### Texte fourni
★ ★ ★ ★ ★ ★ ★

Depuis plusieurs semaines, une théorie du complot selon laquelle des scientifiques américains liés à la recherche sur les ovnis auraient mystérieusement disparu ou seraient morts circule dans tous les médias, des plus marginaux aux plus influents. Pourtant, les preuves restent extrêmement fragiles, et cette théorie rappelle étrangement une autre rumeur tenace dans les cercles anti-vaccins.

Cette semaine, l’affaire a même atteint les plus hautes sphères politiques : le président Donald Trump a demandé au directeur du FBI, Kash Patel, d’enquêter sur ces allégations. Pourtant, aucune preuve tangible ne relie ces scientifiques disparus ou décédés entre eux. Pire encore, ce scénario n’est pas inédit.

Une théorie déjà connue dans les milieux anti-vaccins

Depuis au moins dix ans, une théorie similaire circule dans les cercles de la médecine naturelle et anti-vaccins. Ses partisans affirment que des « médecins holistiques » seraient assassinés par l’État profond ou l’industrie pharmaceutique, de peur qu’ils ne révèlent des vérités trop dangereuses. L’un des principaux promoteurs de cette théorie va jusqu’à prétendre que plus de 100 médecins auraient été tués pour cette raison.

Ces allégations reposent sur des récits de personnes « ayant trop su ». Dans certains milieux, elles sont devenues une évidence, souvent évoquées lors de conférences ou dans des newsletters comme une vérité admise. Pourtant, cette théorie n’a jamais connu un tel écho médiatique ni politique. Elle n’a jamais été reprise par les médias grand public, ni même par les présidents les plus enclins aux théories du complot.

La différence de traitement entre ces deux récits illustre la rapidité avec laquelle notre écosystème médiatique et notre environnement politique ont évolué.

L’affaire des scientifiques disparus : comment tout a commencé

La théorie des « scientifiques disparus » a pris de l’ampleur début avril. Parmi les personnalités citées figure le général de division William Neil McCasland, 68 ans, ancien officier de l’US Air Force et ingénieur astronautique. Il a occupé un poste clé sur une base militaire souvent associée aux ovnis. McCasland a été vu pour la dernière fois le 27 février près de son domicile à Albuquerque, non loin du vaste réseau de sentiers Elena Gallegos.

Sa disparition réelle a rapidement été exploitée par des partisans de théories conspirationnistes, notamment dans l’entourage pro-Trump, ainsi que par des médias comme le Daily Mail et le New York Post. Ce dernier s’est particulièrement illustré en publiant au moins 14 articles spéculant, sans preuve, sur des liens entre la disparition ou le décès de scientifiques et cette théorie. Parmi les personnes citées figure Michael David Hicks, un scientifique de 59 ans ayant travaillé pour le Jet Propulsion Laboratory de la NASA, décédé en 2023.

Un article du New York Post publié début avril affirmait que Hicks était un « scientifique de la NASA mort mystérieusement sans cause de décès ni autopsie ». Pourtant, aucune information officielle ne confirme ces allégations.

★ ★ ★ ★ ★ ★ ★

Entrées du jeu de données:
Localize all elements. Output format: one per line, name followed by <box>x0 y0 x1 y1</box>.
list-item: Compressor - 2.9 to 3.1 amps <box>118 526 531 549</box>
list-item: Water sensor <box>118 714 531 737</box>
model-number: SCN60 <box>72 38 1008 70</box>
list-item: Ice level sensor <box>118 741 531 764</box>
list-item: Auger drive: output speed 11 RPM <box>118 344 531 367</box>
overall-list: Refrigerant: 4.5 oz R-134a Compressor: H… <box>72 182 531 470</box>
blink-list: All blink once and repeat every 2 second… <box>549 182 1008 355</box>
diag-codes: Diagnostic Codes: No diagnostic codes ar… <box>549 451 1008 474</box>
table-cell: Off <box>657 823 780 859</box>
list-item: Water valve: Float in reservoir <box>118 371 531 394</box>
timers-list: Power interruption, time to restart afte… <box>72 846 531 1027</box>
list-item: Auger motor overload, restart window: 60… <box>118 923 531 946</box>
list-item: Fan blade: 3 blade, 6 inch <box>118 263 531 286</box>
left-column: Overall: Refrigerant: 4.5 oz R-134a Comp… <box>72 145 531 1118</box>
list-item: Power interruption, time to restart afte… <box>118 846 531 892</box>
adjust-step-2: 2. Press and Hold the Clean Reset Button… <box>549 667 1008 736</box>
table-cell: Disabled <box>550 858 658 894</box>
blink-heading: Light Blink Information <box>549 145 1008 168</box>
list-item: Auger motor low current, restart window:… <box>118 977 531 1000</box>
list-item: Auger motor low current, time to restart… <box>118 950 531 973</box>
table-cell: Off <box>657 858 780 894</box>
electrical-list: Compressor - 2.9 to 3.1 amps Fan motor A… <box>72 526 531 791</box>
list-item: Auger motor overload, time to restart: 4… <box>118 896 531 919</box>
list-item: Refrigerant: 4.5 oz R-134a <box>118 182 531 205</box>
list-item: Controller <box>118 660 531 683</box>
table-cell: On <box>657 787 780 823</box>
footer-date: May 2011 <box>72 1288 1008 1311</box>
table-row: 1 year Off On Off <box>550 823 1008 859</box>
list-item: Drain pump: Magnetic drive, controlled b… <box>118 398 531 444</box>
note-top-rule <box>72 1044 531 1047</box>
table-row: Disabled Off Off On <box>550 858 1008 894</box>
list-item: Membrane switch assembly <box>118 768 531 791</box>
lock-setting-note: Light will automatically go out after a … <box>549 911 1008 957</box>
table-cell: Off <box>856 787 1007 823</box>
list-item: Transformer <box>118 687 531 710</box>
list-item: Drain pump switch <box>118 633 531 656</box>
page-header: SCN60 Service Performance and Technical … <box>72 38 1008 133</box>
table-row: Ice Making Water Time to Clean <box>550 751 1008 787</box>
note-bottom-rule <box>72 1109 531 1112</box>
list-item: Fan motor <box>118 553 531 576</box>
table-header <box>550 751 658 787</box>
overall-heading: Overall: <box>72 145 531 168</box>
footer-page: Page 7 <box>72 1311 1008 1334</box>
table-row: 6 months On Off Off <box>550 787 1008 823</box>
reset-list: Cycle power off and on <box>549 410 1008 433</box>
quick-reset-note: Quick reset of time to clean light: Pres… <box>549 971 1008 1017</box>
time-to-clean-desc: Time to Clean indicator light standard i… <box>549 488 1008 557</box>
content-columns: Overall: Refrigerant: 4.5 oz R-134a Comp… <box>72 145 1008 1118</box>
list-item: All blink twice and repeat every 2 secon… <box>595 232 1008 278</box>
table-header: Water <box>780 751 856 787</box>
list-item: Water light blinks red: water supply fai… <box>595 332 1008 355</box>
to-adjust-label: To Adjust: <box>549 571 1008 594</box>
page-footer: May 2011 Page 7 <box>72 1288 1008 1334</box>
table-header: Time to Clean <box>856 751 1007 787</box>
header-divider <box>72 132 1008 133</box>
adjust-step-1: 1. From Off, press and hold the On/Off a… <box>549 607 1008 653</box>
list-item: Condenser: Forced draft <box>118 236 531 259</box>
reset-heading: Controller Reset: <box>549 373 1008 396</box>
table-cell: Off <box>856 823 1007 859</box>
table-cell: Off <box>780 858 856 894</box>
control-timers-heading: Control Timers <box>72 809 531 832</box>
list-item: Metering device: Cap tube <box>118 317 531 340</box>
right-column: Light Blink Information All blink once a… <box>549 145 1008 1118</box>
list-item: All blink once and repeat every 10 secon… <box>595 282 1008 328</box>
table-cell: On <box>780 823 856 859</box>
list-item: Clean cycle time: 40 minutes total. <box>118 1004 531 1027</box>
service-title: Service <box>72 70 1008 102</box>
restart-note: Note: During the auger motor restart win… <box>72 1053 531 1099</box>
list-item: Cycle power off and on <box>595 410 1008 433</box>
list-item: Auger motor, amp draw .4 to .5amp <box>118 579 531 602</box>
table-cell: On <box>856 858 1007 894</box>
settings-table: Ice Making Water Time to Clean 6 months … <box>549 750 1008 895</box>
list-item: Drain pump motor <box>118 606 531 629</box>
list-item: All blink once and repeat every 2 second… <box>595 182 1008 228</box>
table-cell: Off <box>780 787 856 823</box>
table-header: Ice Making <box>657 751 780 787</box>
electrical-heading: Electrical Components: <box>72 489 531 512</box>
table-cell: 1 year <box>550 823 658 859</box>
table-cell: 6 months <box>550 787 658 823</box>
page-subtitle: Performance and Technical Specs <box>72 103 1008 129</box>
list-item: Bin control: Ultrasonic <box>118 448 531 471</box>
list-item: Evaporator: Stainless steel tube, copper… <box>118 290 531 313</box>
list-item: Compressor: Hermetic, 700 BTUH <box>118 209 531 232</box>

★ ★ ★ ★ ★ ★ ★

### Consigne de travail 1
D'après le texte, répondez à chaque question sur une ligne distincte :
(a) À qui le président Donald Trump a-t-il demandé d'enquêter sur ces allégations ?
(b) Combien de médecins l'un des principaux promoteurs de la théorie anti-vaccins prétend-il avoir été tués ?
(c) À quelle date William Neil McCasland a-t-il été vu pour la dernière fois ?
### Consigne de travail 2
Reproduisez mot pour mot le passage du texte qui va de « La différence de » jusqu'à « sentiers Elena Gallegos. » inclus.

### Réponse 1
(a) Au directeur du FBI, Kash Patel.
(b) Plus de 100 médecins.
(c) Le 27 février.

### Réponse 2
La différence de traitement entre ces deux récits illustre la rapidité avec laquelle notre écosystème médiatique et notre environnement politique ont évolué.

L’affaire des scientifiques disparus : comment tout a commencé

La théorie des « scientifiques disparus » a pris de l’ampleur début avril. Parmi les personnalités citées figure le général de division William Neil McCasland, 68 ans, ancien officier de l’US Air Force et ingénieur astronautique. Il a occupé un poste clé sur une base militaire souvent associée aux ovnis. McCasland a été vu pour la dernière fois le 27 février près de son domicile à Albuquerque, non loin du vaste réseau de sentiers Elena Gallegos.